> _SHORT PROBLEM_
Locate every line in the records below that holds the word "مهدی" and return each one.

> _SUPPLIED DATA_
++++++++
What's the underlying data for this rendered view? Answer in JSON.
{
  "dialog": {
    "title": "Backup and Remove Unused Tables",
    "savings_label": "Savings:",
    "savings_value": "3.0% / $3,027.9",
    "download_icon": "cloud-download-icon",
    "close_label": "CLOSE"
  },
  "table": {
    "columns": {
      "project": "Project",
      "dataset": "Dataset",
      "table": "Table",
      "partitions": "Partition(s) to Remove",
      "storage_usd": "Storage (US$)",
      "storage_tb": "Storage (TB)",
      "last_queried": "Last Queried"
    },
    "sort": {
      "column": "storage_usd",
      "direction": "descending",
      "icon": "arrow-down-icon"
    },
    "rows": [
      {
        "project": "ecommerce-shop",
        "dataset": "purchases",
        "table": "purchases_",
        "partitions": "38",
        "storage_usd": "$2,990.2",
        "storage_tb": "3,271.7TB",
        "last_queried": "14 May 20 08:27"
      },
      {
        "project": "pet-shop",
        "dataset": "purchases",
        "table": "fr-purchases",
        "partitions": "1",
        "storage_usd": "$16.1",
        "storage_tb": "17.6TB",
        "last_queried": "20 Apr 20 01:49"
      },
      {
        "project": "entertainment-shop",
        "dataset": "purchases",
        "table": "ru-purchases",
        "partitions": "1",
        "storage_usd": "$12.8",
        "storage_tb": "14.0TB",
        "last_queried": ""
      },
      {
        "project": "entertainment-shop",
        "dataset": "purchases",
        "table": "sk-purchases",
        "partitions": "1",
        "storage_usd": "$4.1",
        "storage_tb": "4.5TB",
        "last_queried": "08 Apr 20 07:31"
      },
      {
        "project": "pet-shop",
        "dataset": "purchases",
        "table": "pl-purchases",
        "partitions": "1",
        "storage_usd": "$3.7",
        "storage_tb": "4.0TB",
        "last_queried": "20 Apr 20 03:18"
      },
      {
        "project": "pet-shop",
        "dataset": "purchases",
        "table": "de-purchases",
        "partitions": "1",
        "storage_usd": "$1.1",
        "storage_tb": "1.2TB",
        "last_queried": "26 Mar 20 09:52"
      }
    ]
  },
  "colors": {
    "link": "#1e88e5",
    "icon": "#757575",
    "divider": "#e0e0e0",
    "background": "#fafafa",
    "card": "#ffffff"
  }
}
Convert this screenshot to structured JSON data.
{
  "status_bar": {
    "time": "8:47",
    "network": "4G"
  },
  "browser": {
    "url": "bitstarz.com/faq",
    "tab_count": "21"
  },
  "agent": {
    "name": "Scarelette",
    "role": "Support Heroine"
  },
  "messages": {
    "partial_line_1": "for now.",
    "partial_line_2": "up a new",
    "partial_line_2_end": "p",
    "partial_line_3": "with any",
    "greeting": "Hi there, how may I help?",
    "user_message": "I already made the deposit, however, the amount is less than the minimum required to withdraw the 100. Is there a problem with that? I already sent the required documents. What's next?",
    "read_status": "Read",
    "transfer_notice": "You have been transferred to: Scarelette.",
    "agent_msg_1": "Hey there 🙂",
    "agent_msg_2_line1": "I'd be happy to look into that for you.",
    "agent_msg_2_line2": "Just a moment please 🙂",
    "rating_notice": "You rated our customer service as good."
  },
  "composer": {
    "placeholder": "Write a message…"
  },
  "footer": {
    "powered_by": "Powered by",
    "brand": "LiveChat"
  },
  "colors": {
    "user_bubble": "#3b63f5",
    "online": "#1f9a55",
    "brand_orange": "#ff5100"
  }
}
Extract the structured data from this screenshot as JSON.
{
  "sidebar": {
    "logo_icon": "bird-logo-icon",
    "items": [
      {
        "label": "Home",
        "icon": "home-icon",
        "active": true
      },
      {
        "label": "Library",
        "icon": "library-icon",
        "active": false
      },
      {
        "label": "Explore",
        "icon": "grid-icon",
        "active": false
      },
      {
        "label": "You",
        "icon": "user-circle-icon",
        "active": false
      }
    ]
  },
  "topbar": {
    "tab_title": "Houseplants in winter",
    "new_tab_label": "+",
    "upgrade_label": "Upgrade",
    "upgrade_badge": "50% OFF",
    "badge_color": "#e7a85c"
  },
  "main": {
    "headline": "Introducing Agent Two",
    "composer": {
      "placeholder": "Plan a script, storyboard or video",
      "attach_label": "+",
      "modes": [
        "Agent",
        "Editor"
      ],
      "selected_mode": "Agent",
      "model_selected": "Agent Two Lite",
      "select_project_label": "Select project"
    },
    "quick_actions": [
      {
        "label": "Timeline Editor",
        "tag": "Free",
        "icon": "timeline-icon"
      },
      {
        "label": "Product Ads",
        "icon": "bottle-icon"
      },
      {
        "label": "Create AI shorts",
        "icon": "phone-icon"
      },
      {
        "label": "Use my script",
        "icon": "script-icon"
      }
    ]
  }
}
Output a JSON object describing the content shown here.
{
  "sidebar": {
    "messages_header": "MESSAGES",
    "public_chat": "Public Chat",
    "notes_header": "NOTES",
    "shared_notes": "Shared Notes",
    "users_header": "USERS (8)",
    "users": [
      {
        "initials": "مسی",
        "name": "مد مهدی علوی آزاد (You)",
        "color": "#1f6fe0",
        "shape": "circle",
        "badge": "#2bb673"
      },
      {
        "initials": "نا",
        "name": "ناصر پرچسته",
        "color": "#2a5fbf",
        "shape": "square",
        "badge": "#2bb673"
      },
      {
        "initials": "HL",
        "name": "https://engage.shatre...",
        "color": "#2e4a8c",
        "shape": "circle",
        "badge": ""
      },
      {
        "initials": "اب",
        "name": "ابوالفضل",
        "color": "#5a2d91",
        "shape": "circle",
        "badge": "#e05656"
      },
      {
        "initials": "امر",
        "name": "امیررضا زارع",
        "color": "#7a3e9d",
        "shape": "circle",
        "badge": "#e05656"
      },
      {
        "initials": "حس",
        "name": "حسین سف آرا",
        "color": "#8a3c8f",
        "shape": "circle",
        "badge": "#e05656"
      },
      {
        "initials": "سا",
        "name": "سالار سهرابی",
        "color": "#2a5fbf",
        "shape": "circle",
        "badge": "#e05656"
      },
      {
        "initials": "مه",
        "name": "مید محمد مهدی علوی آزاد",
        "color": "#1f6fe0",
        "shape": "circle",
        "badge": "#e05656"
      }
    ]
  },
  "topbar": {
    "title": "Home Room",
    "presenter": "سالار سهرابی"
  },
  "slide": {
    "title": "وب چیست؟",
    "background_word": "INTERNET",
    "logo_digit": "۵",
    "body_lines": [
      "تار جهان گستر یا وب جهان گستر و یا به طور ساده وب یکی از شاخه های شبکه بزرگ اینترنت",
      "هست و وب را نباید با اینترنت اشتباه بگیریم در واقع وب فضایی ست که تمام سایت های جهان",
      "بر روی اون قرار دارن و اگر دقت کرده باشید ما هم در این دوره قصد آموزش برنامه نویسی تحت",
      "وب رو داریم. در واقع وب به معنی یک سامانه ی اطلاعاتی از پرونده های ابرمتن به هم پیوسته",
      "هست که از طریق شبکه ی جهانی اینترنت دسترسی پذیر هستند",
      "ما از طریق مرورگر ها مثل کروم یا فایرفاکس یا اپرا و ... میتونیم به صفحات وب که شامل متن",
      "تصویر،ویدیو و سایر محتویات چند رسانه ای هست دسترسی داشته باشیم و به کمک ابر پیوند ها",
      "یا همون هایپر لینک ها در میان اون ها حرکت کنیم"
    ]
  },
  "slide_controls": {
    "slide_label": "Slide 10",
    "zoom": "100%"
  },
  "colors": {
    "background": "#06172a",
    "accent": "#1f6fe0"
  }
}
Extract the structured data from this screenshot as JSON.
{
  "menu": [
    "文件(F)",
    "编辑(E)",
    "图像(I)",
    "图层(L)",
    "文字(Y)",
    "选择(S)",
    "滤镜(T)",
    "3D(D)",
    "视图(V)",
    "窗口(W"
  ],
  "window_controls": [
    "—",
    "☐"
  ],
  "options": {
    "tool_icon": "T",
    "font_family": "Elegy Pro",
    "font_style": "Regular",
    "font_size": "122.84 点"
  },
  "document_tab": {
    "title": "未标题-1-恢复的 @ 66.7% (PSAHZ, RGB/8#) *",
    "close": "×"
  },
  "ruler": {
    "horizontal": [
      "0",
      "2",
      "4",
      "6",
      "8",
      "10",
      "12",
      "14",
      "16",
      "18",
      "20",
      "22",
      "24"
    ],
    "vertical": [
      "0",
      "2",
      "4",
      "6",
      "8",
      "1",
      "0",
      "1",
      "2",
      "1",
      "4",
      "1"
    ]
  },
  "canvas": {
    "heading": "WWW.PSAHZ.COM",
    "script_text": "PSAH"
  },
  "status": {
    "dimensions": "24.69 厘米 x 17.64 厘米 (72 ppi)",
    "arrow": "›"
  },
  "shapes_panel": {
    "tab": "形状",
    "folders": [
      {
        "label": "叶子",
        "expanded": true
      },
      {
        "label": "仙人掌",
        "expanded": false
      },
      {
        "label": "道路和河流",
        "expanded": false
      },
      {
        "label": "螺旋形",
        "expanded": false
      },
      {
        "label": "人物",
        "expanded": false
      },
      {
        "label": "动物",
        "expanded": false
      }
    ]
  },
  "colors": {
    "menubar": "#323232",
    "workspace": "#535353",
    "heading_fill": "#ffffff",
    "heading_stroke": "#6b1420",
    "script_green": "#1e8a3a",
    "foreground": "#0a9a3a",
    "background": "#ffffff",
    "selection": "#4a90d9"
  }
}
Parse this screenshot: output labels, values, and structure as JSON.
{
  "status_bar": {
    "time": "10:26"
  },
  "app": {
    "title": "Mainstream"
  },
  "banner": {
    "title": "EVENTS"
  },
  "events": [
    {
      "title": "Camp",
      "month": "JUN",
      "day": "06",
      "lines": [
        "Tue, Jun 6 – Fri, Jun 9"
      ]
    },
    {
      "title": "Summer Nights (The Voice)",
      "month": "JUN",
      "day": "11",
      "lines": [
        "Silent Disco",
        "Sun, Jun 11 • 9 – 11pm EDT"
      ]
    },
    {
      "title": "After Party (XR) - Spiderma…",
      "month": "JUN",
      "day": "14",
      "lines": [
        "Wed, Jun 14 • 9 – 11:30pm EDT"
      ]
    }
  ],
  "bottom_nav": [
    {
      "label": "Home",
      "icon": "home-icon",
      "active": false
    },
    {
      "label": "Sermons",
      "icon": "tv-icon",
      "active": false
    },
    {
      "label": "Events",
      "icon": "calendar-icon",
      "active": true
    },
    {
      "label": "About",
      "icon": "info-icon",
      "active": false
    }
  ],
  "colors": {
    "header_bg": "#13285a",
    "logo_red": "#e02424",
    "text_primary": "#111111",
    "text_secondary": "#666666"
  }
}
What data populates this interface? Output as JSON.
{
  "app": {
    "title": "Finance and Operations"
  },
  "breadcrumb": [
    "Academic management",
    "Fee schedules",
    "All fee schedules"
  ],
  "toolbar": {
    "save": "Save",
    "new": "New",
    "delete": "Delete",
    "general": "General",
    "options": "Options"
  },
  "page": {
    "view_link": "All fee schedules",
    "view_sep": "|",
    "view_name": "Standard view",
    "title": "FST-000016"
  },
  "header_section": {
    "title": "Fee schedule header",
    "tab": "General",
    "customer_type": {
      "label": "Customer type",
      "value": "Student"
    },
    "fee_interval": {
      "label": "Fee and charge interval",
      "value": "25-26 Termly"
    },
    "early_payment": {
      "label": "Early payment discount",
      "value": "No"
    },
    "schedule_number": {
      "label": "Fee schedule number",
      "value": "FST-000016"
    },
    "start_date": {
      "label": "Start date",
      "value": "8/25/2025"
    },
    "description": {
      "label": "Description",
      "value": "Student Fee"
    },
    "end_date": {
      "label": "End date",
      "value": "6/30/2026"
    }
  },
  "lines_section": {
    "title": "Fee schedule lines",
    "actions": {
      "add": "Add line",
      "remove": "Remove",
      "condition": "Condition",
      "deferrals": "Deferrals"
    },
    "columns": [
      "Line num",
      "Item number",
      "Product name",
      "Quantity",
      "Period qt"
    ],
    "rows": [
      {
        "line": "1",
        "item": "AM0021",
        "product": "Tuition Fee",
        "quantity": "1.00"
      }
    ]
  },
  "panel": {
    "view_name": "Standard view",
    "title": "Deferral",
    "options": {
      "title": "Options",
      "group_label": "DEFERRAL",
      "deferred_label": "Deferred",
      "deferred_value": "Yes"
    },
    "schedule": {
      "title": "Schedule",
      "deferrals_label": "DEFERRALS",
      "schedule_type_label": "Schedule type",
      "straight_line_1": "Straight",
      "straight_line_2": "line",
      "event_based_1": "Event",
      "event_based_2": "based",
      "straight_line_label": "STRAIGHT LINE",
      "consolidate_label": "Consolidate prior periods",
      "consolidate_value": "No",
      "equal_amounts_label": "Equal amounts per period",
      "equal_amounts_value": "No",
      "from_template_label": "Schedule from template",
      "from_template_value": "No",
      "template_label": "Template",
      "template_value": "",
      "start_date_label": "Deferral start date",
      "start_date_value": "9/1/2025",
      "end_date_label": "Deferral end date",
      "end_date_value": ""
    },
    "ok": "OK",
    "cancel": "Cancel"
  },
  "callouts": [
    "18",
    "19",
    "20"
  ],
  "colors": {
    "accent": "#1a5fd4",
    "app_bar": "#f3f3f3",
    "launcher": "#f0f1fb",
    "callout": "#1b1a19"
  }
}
++++++++
> _TASK RESPONSE_
        "name": "مد مهدی علوی آزاد (You)",
        "name": "مید محمد مهدی علوی آزاد",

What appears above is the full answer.